WHAT TO PRODUCE: Below are some entries. Output each one exactly as it appears.
↓↓↓
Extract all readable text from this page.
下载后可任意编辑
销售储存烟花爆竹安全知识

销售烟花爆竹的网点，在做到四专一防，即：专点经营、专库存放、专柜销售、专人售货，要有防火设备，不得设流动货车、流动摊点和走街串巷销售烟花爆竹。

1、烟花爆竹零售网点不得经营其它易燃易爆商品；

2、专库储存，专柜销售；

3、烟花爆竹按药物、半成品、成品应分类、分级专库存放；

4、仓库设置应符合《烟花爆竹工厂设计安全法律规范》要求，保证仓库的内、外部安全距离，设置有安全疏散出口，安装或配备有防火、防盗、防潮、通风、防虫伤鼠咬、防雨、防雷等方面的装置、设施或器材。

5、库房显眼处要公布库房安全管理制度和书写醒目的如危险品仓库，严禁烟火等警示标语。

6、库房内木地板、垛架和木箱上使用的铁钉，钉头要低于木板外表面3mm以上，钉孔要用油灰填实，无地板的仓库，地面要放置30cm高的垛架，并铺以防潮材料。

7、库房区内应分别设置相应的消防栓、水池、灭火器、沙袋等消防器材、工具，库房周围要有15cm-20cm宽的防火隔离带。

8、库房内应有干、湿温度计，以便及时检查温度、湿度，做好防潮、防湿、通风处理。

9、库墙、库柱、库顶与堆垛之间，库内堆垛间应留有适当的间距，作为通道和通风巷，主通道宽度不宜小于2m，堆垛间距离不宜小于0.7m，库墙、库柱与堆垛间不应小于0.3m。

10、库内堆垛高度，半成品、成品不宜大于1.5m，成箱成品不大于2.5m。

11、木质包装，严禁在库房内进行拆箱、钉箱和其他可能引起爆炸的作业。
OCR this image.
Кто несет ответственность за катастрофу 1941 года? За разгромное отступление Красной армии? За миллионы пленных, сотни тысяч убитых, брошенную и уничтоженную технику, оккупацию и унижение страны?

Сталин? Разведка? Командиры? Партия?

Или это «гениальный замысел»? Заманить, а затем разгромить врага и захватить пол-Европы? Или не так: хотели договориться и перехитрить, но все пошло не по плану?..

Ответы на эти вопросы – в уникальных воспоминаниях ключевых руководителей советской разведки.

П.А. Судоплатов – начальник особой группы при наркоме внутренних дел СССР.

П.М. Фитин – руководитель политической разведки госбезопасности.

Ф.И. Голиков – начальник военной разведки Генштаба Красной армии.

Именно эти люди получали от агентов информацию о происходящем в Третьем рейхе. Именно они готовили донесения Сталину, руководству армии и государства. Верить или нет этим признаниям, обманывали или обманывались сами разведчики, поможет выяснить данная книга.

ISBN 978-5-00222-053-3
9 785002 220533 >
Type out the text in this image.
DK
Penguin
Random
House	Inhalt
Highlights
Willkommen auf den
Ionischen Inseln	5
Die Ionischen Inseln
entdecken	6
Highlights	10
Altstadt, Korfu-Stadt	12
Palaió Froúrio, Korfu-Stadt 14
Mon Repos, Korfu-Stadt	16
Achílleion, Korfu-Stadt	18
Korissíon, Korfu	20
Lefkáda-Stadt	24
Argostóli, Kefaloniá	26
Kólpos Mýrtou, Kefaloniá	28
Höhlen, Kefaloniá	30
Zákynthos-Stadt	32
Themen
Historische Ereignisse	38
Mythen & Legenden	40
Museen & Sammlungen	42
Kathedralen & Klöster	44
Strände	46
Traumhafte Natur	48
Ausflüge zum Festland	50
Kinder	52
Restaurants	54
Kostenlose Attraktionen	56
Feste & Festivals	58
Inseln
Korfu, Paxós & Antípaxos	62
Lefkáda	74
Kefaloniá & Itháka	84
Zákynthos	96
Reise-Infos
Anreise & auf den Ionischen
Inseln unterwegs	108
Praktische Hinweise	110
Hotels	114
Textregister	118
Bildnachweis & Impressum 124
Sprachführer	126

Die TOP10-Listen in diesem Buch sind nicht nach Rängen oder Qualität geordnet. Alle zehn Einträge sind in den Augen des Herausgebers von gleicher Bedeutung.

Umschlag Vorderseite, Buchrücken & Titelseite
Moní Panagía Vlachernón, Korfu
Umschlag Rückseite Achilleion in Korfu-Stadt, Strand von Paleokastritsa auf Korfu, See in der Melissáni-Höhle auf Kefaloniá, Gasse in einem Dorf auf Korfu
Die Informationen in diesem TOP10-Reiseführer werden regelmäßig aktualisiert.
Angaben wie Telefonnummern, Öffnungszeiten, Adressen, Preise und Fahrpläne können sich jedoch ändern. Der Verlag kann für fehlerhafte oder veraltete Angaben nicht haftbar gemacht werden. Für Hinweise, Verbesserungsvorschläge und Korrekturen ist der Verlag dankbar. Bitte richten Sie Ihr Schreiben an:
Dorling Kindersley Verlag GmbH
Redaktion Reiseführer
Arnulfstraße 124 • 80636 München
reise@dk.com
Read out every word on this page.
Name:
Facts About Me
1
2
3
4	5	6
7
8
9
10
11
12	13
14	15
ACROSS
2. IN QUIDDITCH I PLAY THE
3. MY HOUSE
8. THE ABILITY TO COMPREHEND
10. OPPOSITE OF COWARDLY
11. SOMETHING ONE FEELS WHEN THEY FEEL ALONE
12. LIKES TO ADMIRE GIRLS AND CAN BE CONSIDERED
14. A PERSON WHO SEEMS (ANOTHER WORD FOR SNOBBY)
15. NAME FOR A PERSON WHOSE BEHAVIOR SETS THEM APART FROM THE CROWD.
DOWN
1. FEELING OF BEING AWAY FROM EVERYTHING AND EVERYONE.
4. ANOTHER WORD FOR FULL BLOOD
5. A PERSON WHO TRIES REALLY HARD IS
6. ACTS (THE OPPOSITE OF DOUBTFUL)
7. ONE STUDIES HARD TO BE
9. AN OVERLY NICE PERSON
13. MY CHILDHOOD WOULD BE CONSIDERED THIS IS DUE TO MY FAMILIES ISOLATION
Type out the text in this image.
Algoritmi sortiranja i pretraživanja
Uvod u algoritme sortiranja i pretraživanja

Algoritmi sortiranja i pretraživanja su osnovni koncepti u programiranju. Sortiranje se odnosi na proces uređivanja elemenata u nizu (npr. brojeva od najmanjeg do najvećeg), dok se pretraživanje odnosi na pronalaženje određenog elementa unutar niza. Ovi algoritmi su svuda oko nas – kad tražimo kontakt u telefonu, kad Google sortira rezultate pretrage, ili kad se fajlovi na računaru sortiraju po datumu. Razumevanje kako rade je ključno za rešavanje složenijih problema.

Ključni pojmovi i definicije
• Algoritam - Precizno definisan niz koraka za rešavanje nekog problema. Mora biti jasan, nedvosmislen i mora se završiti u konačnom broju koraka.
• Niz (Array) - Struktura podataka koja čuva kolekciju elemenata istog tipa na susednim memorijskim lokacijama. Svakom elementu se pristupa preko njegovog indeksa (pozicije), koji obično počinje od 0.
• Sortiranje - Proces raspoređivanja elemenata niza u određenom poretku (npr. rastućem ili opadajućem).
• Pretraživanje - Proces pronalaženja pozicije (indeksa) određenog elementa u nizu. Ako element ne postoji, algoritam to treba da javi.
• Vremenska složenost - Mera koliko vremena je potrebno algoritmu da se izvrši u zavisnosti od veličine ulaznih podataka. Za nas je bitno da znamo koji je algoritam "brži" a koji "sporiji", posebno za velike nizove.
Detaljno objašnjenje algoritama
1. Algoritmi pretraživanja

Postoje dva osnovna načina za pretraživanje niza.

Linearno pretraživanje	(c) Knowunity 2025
↑↑↑
RESULT OF THE EXERCISE:
Extract all readable text from this page.
下载后可任意编辑
销售储存烟花爆竹安全知识

销售烟花爆竹的网点，在做到四专一防，即：专点经营、专库存放、专柜销售、专人售货，要有防火设备，不得设流动货车、流动摊点和走街串巷销售烟花爆竹。

1、烟花爆竹零售网点不得经营其它易燃易爆商品；

2、专库储存，专柜销售；

3、烟花爆竹按药物、半成品、成品应分类、分级专库存放；

4、仓库设置应符合《烟花爆竹工厂设计安全法律规范》要求，保证仓库的内、外部安全距离，设置有安全疏散出口，安装或配备有防火、防盗、防潮、通风、防虫伤鼠咬、防雨、防雷等方面的装置、设施或器材。

5、库房显眼处要公布库房安全管理制度和书写醒目的如危险品仓库，严禁烟火等警示标语。

6、库房内木地板、垛架和木箱上使用的铁钉，钉头要低于木板外表面3mm以上，钉孔要用油灰填实，无地板的仓库，地面要放置30cm高的垛架，并铺以防潮材料。

7、库房区内应分别设置相应的消防栓、水池、灭火器、沙袋等消防器材、工具，库房周围要有15cm-20cm宽的防火隔离带。

8、库房内应有干、湿温度计，以便及时检查温度、湿度，做好防潮、防湿、通风处理。

9、库墙、库柱、库顶与堆垛之间，库内堆垛间应留有适当的间距，作为通道和通风巷，主通道宽度不宜小于2m，堆垛间距离不宜小于0.7m，库墙、库柱与堆垛间不应小于0.3m。

10、库内堆垛高度，半成品、成品不宜大于1.5m，成箱成品不大于2.5m。

11、木质包装，严禁在库房内进行拆箱、钉箱和其他可能引起爆炸的作业。
OCR this image.
Кто несет ответственность за катастрофу 1941 года? За разгромное отступление Красной армии? За миллионы пленных, сотни тысяч убитых, брошенную и уничтоженную технику, оккупацию и унижение страны?

Сталин? Разведка? Командиры? Партия?

Или это «гениальный замысел»? Заманить, а затем разгромить врага и захватить пол-Европы? Или не так: хотели договориться и перехитрить, но все пошло не по плану?..

Ответы на эти вопросы – в уникальных воспоминаниях ключевых руководителей советской разведки.

П.А. Судоплатов – начальник особой группы при наркоме внутренних дел СССР.

П.М. Фитин – руководитель политической разведки госбезопасности.

Ф.И. Голиков – начальник военной разведки Генштаба Красной армии.

Именно эти люди получали от агентов информацию о происходящем в Третьем рейхе. Именно они готовили донесения Сталину, руководству армии и государства. Верить или нет этим признаниям, обманывали или обманывались сами разведчики, поможет выяснить данная книга.

ISBN 978-5-00222-053-3
9 785002 220533 >
Type out the text in this image.
DK
Penguin
Random
House	Inhalt
Highlights
Willkommen auf den
Ionischen Inseln	5
Die Ionischen Inseln
entdecken	6
Highlights	10
Altstadt, Korfu-Stadt	12
Palaió Froúrio, Korfu-Stadt 14
Mon Repos, Korfu-Stadt	16
Achílleion, Korfu-Stadt	18
Korissíon, Korfu	20
Lefkáda-Stadt	24
Argostóli, Kefaloniá	26
Kólpos Mýrtou, Kefaloniá	28
Höhlen, Kefaloniá	30
Zákynthos-Stadt	32
Themen
Historische Ereignisse	38
Mythen & Legenden	40
Museen & Sammlungen	42
Kathedralen & Klöster	44
Strände	46
Traumhafte Natur	48
Ausflüge zum Festland	50
Kinder	52
Restaurants	54
Kostenlose Attraktionen	56
Feste & Festivals	58
Inseln
Korfu, Paxós & Antípaxos	62
Lefkáda	74
Kefaloniá & Itháka	84
Zákynthos	96
Reise-Infos
Anreise & auf den Ionischen
Inseln unterwegs	108
Praktische Hinweise	110
Hotels	114
Textregister	118
Bildnachweis & Impressum 124
Sprachführer	126

Die TOP10-Listen in diesem Buch sind nicht nach Rängen oder Qualität geordnet. Alle zehn Einträge sind in den Augen des Herausgebers von gleicher Bedeutung.

Umschlag Vorderseite, Buchrücken & Titelseite
Moní Panagía Vlachernón, Korfu
Umschlag Rückseite Achilleion in Korfu-Stadt, Strand von Paleokastritsa auf Korfu, See in der Melissáni-Höhle auf Kefaloniá, Gasse in einem Dorf auf Korfu
Die Informationen in diesem TOP10-Reiseführer werden regelmäßig aktualisiert.
Angaben wie Telefonnummern, Öffnungszeiten, Adressen, Preise und Fahrpläne können sich jedoch ändern. Der Verlag kann für fehlerhafte oder veraltete Angaben nicht haftbar gemacht werden. Für Hinweise, Verbesserungsvorschläge und Korrekturen ist der Verlag dankbar. Bitte richten Sie Ihr Schreiben an:
Dorling Kindersley Verlag GmbH
Redaktion Reiseführer
Arnulfstraße 124 • 80636 München
reise@dk.com
Read out every word on this page.
Name:
Facts About Me
1
2
3
4	5	6
7
8
9
10
11
12	13
14	15
ACROSS
2. IN QUIDDITCH I PLAY THE
3. MY HOUSE
8. THE ABILITY TO COMPREHEND
10. OPPOSITE OF COWARDLY
11. SOMETHING ONE FEELS WHEN THEY FEEL ALONE
12. LIKES TO ADMIRE GIRLS AND CAN BE CONSIDERED
14. A PERSON WHO SEEMS (ANOTHER WORD FOR SNOBBY)
15. NAME FOR A PERSON WHOSE BEHAVIOR SETS THEM APART FROM THE CROWD.
DOWN
1. FEELING OF BEING AWAY FROM EVERYTHING AND EVERYONE.
4. ANOTHER WORD FOR FULL BLOOD
5. A PERSON WHO TRIES REALLY HARD IS
6. ACTS (THE OPPOSITE OF DOUBTFUL)
7. ONE STUDIES HARD TO BE
9. AN OVERLY NICE PERSON
13. MY CHILDHOOD WOULD BE CONSIDERED THIS IS DUE TO MY FAMILIES ISOLATION
Type out the text in this image.
Algoritmi sortiranja i pretraživanja
Uvod u algoritme sortiranja i pretraživanja

Algoritmi sortiranja i pretraživanja su osnovni koncepti u programiranju. Sortiranje se odnosi na proces uređivanja elemenata u nizu (npr. brojeva od najmanjeg do najvećeg), dok se pretraživanje odnosi na pronalaženje određenog elementa unutar niza. Ovi algoritmi su svuda oko nas – kad tražimo kontakt u telefonu, kad Google sortira rezultate pretrage, ili kad se fajlovi na računaru sortiraju po datumu. Razumevanje kako rade je ključno za rešavanje složenijih problema.

Ključni pojmovi i definicije
• Algoritam - Precizno definisan niz koraka za rešavanje nekog problema. Mora biti jasan, nedvosmislen i mora se završiti u konačnom broju koraka.
• Niz (Array) - Struktura podataka koja čuva kolekciju elemenata istog tipa na susednim memorijskim lokacijama. Svakom elementu se pristupa preko njegovog indeksa (pozicije), koji obično počinje od 0.
• Sortiranje - Proces raspoređivanja elemenata niza u određenom poretku (npr. rastućem ili opadajućem).
• Pretraživanje - Proces pronalaženja pozicije (indeksa) određenog elementa u nizu. Ako element ne postoji, algoritam to treba da javi.
• Vremenska složenost - Mera koliko vremena je potrebno algoritmu da se izvrši u zavisnosti od veličine ulaznih podataka. Za nas je bitno da znamo koji je algoritam "brži" a koji "sporiji", posebno za velike nizove.
Detaljno objašnjenje algoritama
1. Algoritmi pretraživanja

Postoje dva osnovna načina za pretraživanje niza.

Linearno pretraživanje	(c) Knowunity 2025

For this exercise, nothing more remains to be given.